● INPUT RECORDS
————
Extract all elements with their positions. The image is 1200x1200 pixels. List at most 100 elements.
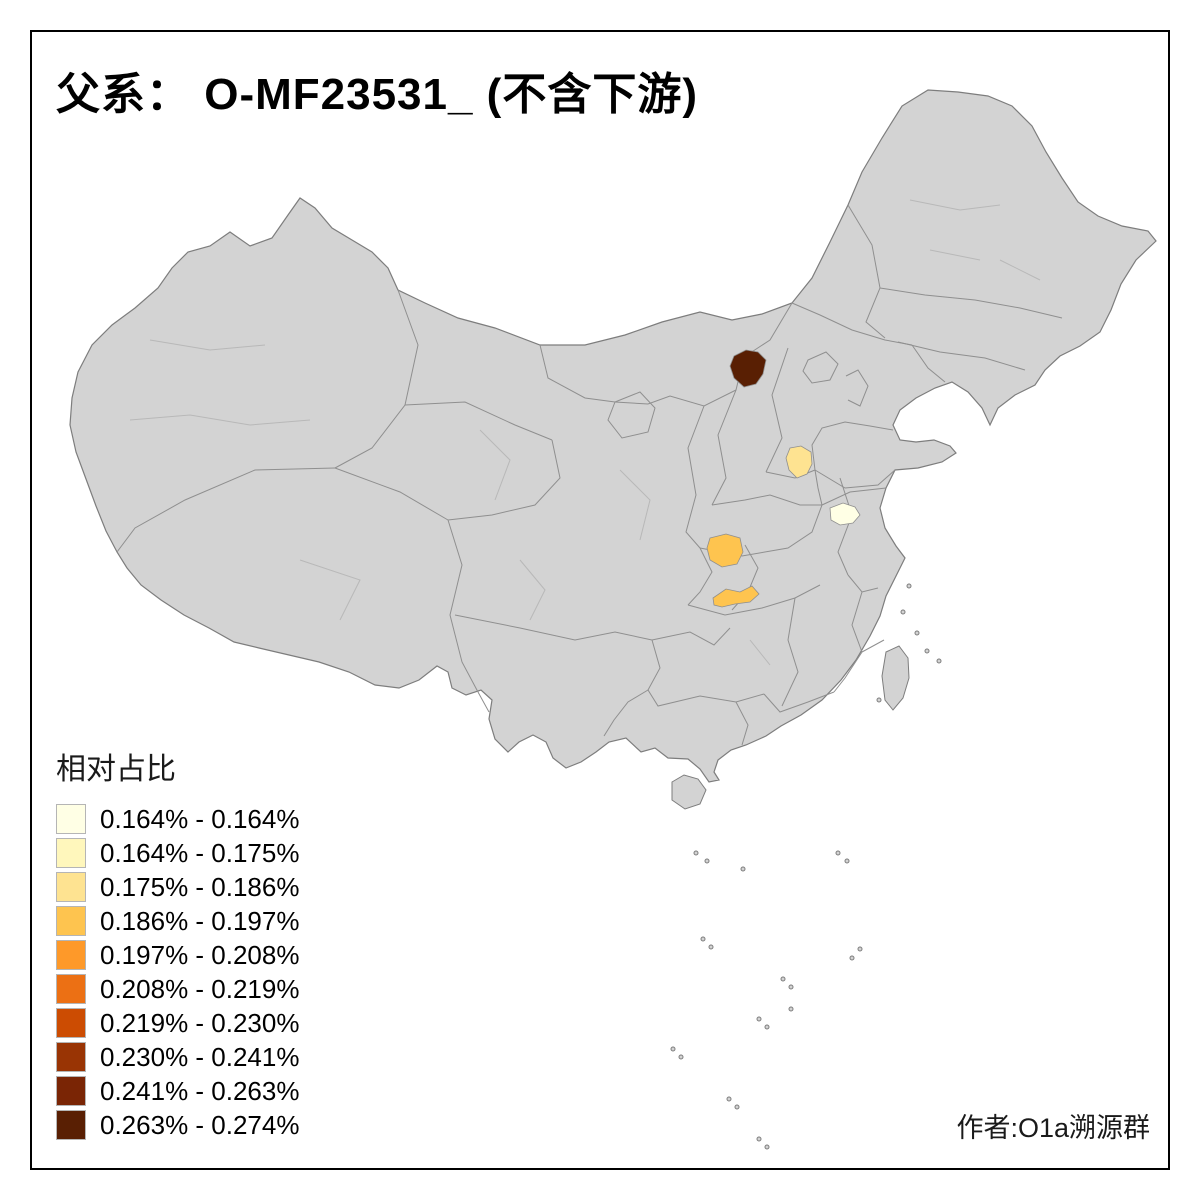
island-dot xyxy=(734,1104,740,1110)
island-dot xyxy=(764,1144,770,1150)
legend-label: 0.230% - 0.241% xyxy=(100,1041,300,1072)
province-border xyxy=(897,341,1026,371)
china-landmass-group xyxy=(69,89,1157,810)
legend-label: 0.164% - 0.175% xyxy=(100,837,300,868)
legend-swatch xyxy=(56,906,86,936)
prefecture-border xyxy=(619,469,651,541)
province-border xyxy=(911,344,946,383)
map-highlight-region-4 xyxy=(706,533,744,568)
province-border xyxy=(711,494,822,506)
province-border xyxy=(814,469,896,489)
legend-swatch xyxy=(56,872,86,902)
province-border xyxy=(447,519,490,713)
legend-swatch xyxy=(56,1042,86,1072)
legend-item: 0.263% - 0.274% xyxy=(56,1108,299,1142)
legend-item: 0.164% - 0.175% xyxy=(56,836,299,870)
province-border xyxy=(685,405,705,549)
prefecture-border xyxy=(299,559,361,621)
island-dot xyxy=(849,955,855,961)
map-highlight-region-2 xyxy=(785,445,813,479)
province-border xyxy=(879,287,1063,319)
island-dot xyxy=(670,1046,676,1052)
map-highlight-region-1 xyxy=(729,349,767,388)
sea-islands-group xyxy=(670,583,942,1150)
legend-label: 0.175% - 0.186% xyxy=(100,871,300,902)
island-dot xyxy=(764,1024,770,1030)
province-border xyxy=(687,547,713,606)
island-dot xyxy=(740,866,746,872)
island-dot xyxy=(857,946,863,952)
province-border xyxy=(539,344,616,403)
prefecture-border xyxy=(909,199,1001,211)
legend-item: 0.164% - 0.164% xyxy=(56,802,299,836)
island-dot xyxy=(936,658,942,664)
province-border xyxy=(861,639,885,653)
legend-swatch xyxy=(56,804,86,834)
province-border xyxy=(699,469,823,557)
province-border xyxy=(614,302,793,407)
island-dot xyxy=(704,858,710,864)
island-dot xyxy=(914,630,920,636)
island-dot xyxy=(906,583,912,589)
island-dot xyxy=(924,648,930,654)
legend-swatch xyxy=(56,1008,86,1038)
island-dot xyxy=(708,944,714,950)
island-dot xyxy=(693,850,699,856)
legend-swatch xyxy=(56,1076,86,1106)
island-dot xyxy=(678,1054,684,1060)
province-border xyxy=(821,487,887,506)
island-dot xyxy=(876,697,882,703)
province-border xyxy=(687,584,821,616)
province-border xyxy=(837,477,853,576)
island-dot xyxy=(788,1006,794,1012)
legend-label: 0.241% - 0.263% xyxy=(100,1075,300,1106)
province-border xyxy=(454,614,653,641)
province-border xyxy=(603,689,649,737)
province-border xyxy=(735,701,749,746)
island-dot xyxy=(844,858,850,864)
taiwan-island xyxy=(881,645,910,711)
map-highlight-region-5 xyxy=(712,585,760,608)
province-border xyxy=(651,627,731,646)
legend-label: 0.164% - 0.164% xyxy=(100,803,300,834)
legend-swatch xyxy=(56,974,86,1004)
province-border xyxy=(802,351,839,384)
island-dot xyxy=(780,976,786,982)
legend-item: 0.241% - 0.263% xyxy=(56,1074,299,1108)
island-dot xyxy=(756,1016,762,1022)
highlighted-prefectures-group xyxy=(706,349,861,608)
legend-item: 0.219% - 0.230% xyxy=(56,1006,299,1040)
legend-item: 0.208% - 0.219% xyxy=(56,972,299,1006)
legend-item: 0.197% - 0.208% xyxy=(56,938,299,972)
province-border xyxy=(765,347,789,473)
prefecture-border xyxy=(519,559,546,621)
legend-title: 相对占比 xyxy=(56,753,176,786)
china-mainland xyxy=(69,89,1157,783)
province-border xyxy=(447,439,561,521)
province-border xyxy=(116,467,336,553)
legend-swatch xyxy=(56,1110,86,1140)
island-dot xyxy=(900,609,906,615)
legend-label: 0.219% - 0.230% xyxy=(100,1007,300,1038)
province-border xyxy=(845,369,869,407)
island-dot xyxy=(700,936,706,942)
province-border xyxy=(711,389,737,506)
hainan-island xyxy=(671,774,707,810)
island-dot xyxy=(788,984,794,990)
legend-item: 0.175% - 0.186% xyxy=(56,870,299,904)
prefecture-border xyxy=(999,259,1041,281)
legend-label: 0.263% - 0.274% xyxy=(100,1109,300,1140)
legend-label: 0.186% - 0.197% xyxy=(100,905,300,936)
prefecture-border xyxy=(479,429,511,501)
province-border xyxy=(781,597,799,707)
prefecture-border xyxy=(749,639,771,666)
legend-item: 0.186% - 0.197% xyxy=(56,904,299,938)
legend-item: 0.230% - 0.241% xyxy=(56,1040,299,1074)
island-dot xyxy=(726,1096,732,1102)
legend: 相对占比 0.164% - 0.164% 0.164% - 0.175% 0.1… xyxy=(56,744,299,1142)
province-border xyxy=(334,467,449,521)
prefecture-border xyxy=(149,339,266,351)
province-border xyxy=(791,302,913,346)
page-title: 父系： O-MF23531_ (不含下游) xyxy=(56,70,698,119)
————
Reproduce all the items line for line, swapping every "island-dot" for "islet-marker" and changing nothing else. Leave the pictures out of your answer.

Extract all elements with their positions. The image is 1200x1200 pixels. List at most 100 elements.
islet-marker xyxy=(734,1104,740,1110)
islet-marker xyxy=(764,1144,770,1150)
legend-label: 0.230% - 0.241% xyxy=(100,1041,300,1072)
province-border xyxy=(897,341,1026,371)
china-landmass-group xyxy=(69,89,1157,810)
legend-label: 0.164% - 0.175% xyxy=(100,837,300,868)
legend-swatch xyxy=(56,906,86,936)
prefecture-border xyxy=(619,469,651,541)
province-border xyxy=(911,344,946,383)
map-highlight-region-4 xyxy=(706,533,744,568)
province-border xyxy=(711,494,822,506)
province-border xyxy=(814,469,896,489)
legend-swatch xyxy=(56,872,86,902)
province-border xyxy=(447,519,490,713)
legend-swatch xyxy=(56,1042,86,1072)
legend-item: 0.263% - 0.274% xyxy=(56,1108,299,1142)
legend-item: 0.164% - 0.175% xyxy=(56,836,299,870)
province-border xyxy=(685,405,705,549)
prefecture-border xyxy=(299,559,361,621)
islet-marker xyxy=(849,955,855,961)
map-highlight-region-2 xyxy=(785,445,813,479)
province-border xyxy=(879,287,1063,319)
islet-marker xyxy=(670,1046,676,1052)
map-highlight-region-1 xyxy=(729,349,767,388)
sea-islands-group xyxy=(670,583,942,1150)
legend-label: 0.175% - 0.186% xyxy=(100,871,300,902)
islet-marker xyxy=(764,1024,770,1030)
province-border xyxy=(687,547,713,606)
islet-marker xyxy=(740,866,746,872)
islet-marker xyxy=(857,946,863,952)
province-border xyxy=(539,344,616,403)
prefecture-border xyxy=(909,199,1001,211)
legend-item: 0.164% - 0.164% xyxy=(56,802,299,836)
islet-marker xyxy=(936,658,942,664)
province-border xyxy=(861,639,885,653)
legend-swatch xyxy=(56,804,86,834)
province-border xyxy=(699,469,823,557)
province-border xyxy=(614,302,793,407)
islet-marker xyxy=(704,858,710,864)
islet-marker xyxy=(914,630,920,636)
islet-marker xyxy=(906,583,912,589)
islet-marker xyxy=(924,648,930,654)
legend-swatch xyxy=(56,1008,86,1038)
islet-marker xyxy=(708,944,714,950)
islet-marker xyxy=(693,850,699,856)
legend-swatch xyxy=(56,1076,86,1106)
islet-marker xyxy=(678,1054,684,1060)
province-border xyxy=(821,487,887,506)
islet-marker xyxy=(876,697,882,703)
province-border xyxy=(687,584,821,616)
province-border xyxy=(837,477,853,576)
islet-marker xyxy=(788,1006,794,1012)
legend-label: 0.241% - 0.263% xyxy=(100,1075,300,1106)
province-border xyxy=(454,614,653,641)
province-border xyxy=(603,689,649,737)
province-border xyxy=(735,701,749,746)
islet-marker xyxy=(844,858,850,864)
taiwan-island xyxy=(881,645,910,711)
map-highlight-region-5 xyxy=(712,585,760,608)
province-border xyxy=(651,627,731,646)
legend-label: 0.164% - 0.164% xyxy=(100,803,300,834)
legend-swatch xyxy=(56,974,86,1004)
province-border xyxy=(802,351,839,384)
islet-marker xyxy=(780,976,786,982)
legend-item: 0.241% - 0.263% xyxy=(56,1074,299,1108)
islet-marker xyxy=(756,1016,762,1022)
highlighted-prefectures-group xyxy=(706,349,861,608)
legend-item: 0.219% - 0.230% xyxy=(56,1006,299,1040)
legend-item: 0.208% - 0.219% xyxy=(56,972,299,1006)
legend-item: 0.197% - 0.208% xyxy=(56,938,299,972)
province-border xyxy=(765,347,789,473)
prefecture-border xyxy=(519,559,546,621)
legend-title: 相对占比 xyxy=(56,753,176,786)
china-mainland xyxy=(69,89,1157,783)
province-border xyxy=(447,439,561,521)
province-border xyxy=(116,467,336,553)
legend-swatch xyxy=(56,1110,86,1140)
islet-marker xyxy=(900,609,906,615)
legend-label: 0.219% - 0.230% xyxy=(100,1007,300,1038)
province-border xyxy=(845,369,869,407)
islet-marker xyxy=(700,936,706,942)
province-border xyxy=(711,389,737,506)
hainan-island xyxy=(671,774,707,810)
islet-marker xyxy=(788,984,794,990)
legend-item: 0.175% - 0.186% xyxy=(56,870,299,904)
prefecture-border xyxy=(999,259,1041,281)
legend-label: 0.263% - 0.274% xyxy=(100,1109,300,1140)
legend-label: 0.186% - 0.197% xyxy=(100,905,300,936)
prefecture-border xyxy=(479,429,511,501)
province-border xyxy=(781,597,799,707)
prefecture-border xyxy=(749,639,771,666)
legend-item: 0.186% - 0.197% xyxy=(56,904,299,938)
legend-item: 0.230% - 0.241% xyxy=(56,1040,299,1074)
islet-marker xyxy=(726,1096,732,1102)
legend: 相对占比 0.164% - 0.164% 0.164% - 0.175% 0.1… xyxy=(56,744,299,1142)
province-border xyxy=(334,467,449,521)
prefecture-border xyxy=(149,339,266,351)
province-border xyxy=(791,302,913,346)
page-title: 父系： O-MF23531_ (不含下游) xyxy=(56,70,698,119)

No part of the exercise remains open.